Emsal Mahkeme Kararı Bursa 1. Asliye Ticaret Mahkemesi 2018/1497 E. 2019/198 K. 01.03.2019 T.

Görüntülediğiniz mahkeme kararı kesinleşmiş bir karardır.

T.C. BURSA 1. ASLİYE TİCARET MAHKEMESİ
T.C.
BURSA
1. ASLİYE TİCARET MAHKEMESİ TÜRK MİLLETİ ADINA
KARAR

ESAS NO : 2018/1497
KARAR NO : 2019/198

HAKİM : … …
KATİP : … …

DAVACI : … -TC Kimlik no- …

VEKİLİ : Av. … –
DAVALI : … –

VEKİLİ : Av. … –
DAVA : Alacak
DAVA TARİHİ : 19/08/2015
KARAR TARİHİ : 01/03/2019
Öncesinde Bursa 6.Tüketici Mahkemesinin 2015/658 esas 2015/592 sayılı kararı ile görevsizlik kararı ile gönderilen dosyanın mahkememizde görülen davanın açık yargılamasında,
DAVACININ TALEBİ : Davacı vekili dava dilekçesinde, davacının maliki bulunduğu 16 00-11-0112 plaka OC4Z02937 Motor, OSJL00302 Şasi numaralı Caterpillar 434 E Marka, 2011 Model lastik tekerlikli iş makinesi (Kanal kazıcı ve Yükleyici) 155423911 numaralı genişletilmiş kasko poliçesi ile 26.02.2014 – 26-02-2015 vadeleri arasında davalı …ile tarafından sigortalı olduğunu, Selçukgazi-Seç mahalleleri arasında yapılmakta olan BUSKİ içme suyu şebeke inşasında, içme suyu borularına döşeme işini taşeron olarak yürütmekte olan davacının iş makinesini işin yapılacağı sahaya sevk ettiğini, saat 17:00’da paydos edildiğini, dava konusu iş makinesinin ertesi gün yerinde olmadığını gören işçilerin davacıya ve ilgili kolluk birimlerine haber verdiğini, ilgili iş makinesinin 26.06.2014 günü Gemlik İlçesi, Gençali Köyü, Dede mevkiinde terk edilmiş ve ağır hasarlı halde bulunduğunu, olayın akabinde müvekkili tarafından davalı … şirketine başvuru yapıldığını ve hasarın tanziminin talep edildiğini, ancak davalının zararı ödemekten imtina ettiğini ve herhangi bir ödeme yapmadığını, bunun üzerine Bursa 2. Sulh Hukuk Mahkemesinin 2014/82 D.İş sayılı dosyası ile yaptırılan tespit ve bilirkişi raporu ile iş makinesinin ağır hasara uğradığını, raporda davacının toplam zararının 100.300,00 TL olduğunun tespit edildiğini, tüm zararların sigorta poliçesi kapsamında olduğunu, buna rağmen davalının tazminat ödemeyi kabul etmediğini belirterek fazlaya ilişkin hakları saklı kalmak kaydıyla 50.326,41 TL’sinin 13.08.2014 temerrüt tarihinden itibaren işlemeye başlayacak T.C.M.B. kısa vadeli kredi işlemlerine uyguladığı avans faizi ile birlikte davalı şirketten tahsili ile müvekkiline ödenmesini talep ve dava etmiştir.

--- Materyal Kümesi ---
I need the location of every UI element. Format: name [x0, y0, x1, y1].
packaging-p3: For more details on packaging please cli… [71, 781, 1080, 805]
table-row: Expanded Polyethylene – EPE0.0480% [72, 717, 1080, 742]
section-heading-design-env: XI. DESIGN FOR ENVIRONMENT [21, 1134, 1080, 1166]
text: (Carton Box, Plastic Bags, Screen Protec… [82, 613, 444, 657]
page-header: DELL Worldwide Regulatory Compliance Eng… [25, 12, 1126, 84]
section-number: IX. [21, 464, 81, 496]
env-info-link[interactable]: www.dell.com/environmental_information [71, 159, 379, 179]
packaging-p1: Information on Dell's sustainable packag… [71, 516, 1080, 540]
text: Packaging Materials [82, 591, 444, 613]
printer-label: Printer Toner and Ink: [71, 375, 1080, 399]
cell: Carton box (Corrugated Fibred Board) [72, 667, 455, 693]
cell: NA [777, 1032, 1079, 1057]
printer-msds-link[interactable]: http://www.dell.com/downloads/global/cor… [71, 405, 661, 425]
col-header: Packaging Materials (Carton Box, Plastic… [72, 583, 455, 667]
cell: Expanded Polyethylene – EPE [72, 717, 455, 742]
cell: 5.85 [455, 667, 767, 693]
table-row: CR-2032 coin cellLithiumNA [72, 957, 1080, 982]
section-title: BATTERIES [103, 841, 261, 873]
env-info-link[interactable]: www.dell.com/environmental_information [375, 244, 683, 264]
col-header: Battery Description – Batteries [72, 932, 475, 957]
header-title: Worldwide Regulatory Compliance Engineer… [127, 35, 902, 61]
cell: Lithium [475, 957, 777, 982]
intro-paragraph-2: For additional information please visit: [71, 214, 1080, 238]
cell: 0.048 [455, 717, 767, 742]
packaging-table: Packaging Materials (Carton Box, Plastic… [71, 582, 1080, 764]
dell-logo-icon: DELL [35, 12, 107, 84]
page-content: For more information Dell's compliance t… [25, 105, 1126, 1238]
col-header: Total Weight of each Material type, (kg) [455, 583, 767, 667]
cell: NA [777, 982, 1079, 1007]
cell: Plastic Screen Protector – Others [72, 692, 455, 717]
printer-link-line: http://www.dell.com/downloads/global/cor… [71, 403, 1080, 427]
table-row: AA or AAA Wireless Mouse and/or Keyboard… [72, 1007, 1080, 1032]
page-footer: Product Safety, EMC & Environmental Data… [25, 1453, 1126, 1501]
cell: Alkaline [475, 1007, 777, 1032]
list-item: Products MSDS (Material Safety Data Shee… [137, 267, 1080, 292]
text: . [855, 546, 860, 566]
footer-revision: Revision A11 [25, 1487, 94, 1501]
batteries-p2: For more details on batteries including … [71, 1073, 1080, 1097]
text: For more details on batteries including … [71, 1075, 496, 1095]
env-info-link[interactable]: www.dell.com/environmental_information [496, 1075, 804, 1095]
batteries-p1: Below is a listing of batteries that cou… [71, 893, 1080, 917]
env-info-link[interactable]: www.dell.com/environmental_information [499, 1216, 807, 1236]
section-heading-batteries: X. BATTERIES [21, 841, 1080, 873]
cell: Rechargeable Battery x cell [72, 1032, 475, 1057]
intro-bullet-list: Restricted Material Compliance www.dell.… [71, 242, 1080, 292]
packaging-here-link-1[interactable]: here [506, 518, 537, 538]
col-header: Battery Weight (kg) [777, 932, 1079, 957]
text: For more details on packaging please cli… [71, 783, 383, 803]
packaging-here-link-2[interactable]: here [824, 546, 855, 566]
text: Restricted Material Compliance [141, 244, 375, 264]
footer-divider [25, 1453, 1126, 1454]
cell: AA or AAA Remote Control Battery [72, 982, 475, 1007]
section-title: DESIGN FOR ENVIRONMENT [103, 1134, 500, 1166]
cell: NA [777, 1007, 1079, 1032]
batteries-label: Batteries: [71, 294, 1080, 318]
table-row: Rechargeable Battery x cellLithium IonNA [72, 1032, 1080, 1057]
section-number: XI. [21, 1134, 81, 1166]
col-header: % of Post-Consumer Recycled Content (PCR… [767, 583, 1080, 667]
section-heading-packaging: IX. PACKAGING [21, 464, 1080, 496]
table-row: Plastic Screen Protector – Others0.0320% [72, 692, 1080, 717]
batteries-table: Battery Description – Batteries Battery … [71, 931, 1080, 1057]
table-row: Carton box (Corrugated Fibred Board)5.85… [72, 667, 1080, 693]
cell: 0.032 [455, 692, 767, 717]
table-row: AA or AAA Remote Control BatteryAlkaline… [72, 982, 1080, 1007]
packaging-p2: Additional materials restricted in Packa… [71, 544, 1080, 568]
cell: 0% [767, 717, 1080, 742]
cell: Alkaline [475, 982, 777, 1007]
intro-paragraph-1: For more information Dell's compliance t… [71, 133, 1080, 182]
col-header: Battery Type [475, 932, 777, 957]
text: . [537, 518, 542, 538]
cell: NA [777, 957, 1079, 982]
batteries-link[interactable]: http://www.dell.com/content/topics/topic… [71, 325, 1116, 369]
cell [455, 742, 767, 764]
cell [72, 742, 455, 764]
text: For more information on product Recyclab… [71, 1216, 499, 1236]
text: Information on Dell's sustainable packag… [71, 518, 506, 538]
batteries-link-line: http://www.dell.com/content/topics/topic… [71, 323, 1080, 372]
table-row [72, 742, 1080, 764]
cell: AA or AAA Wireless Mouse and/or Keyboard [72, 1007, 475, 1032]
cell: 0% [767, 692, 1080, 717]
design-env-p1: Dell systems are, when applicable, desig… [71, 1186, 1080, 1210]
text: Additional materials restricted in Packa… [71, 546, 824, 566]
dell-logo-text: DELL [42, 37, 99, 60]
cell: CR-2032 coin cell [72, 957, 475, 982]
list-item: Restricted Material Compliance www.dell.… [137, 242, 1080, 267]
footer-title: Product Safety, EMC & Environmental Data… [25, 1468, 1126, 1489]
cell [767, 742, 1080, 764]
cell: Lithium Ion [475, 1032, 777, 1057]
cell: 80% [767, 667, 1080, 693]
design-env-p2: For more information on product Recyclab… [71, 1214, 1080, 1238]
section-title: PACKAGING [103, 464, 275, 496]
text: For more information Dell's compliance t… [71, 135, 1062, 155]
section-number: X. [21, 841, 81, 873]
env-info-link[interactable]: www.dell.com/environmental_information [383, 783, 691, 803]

--- Alıştırma Yönergesi ---
Mahkeme kararına göre dava konusu iş makinesi hangi tarihte ve nerede bulunmuştur? Materyal bu alıştırmada herhangi bir rol oynamamaktadır.

--- Beklenen Yanıt ---
İş makinesi 26.06.2014 günü Gemlik İlçesi, Gençali Köyü, Dede mevkiinde terk edilmiş ve ağır hasarlı hâlde bulunmuştur.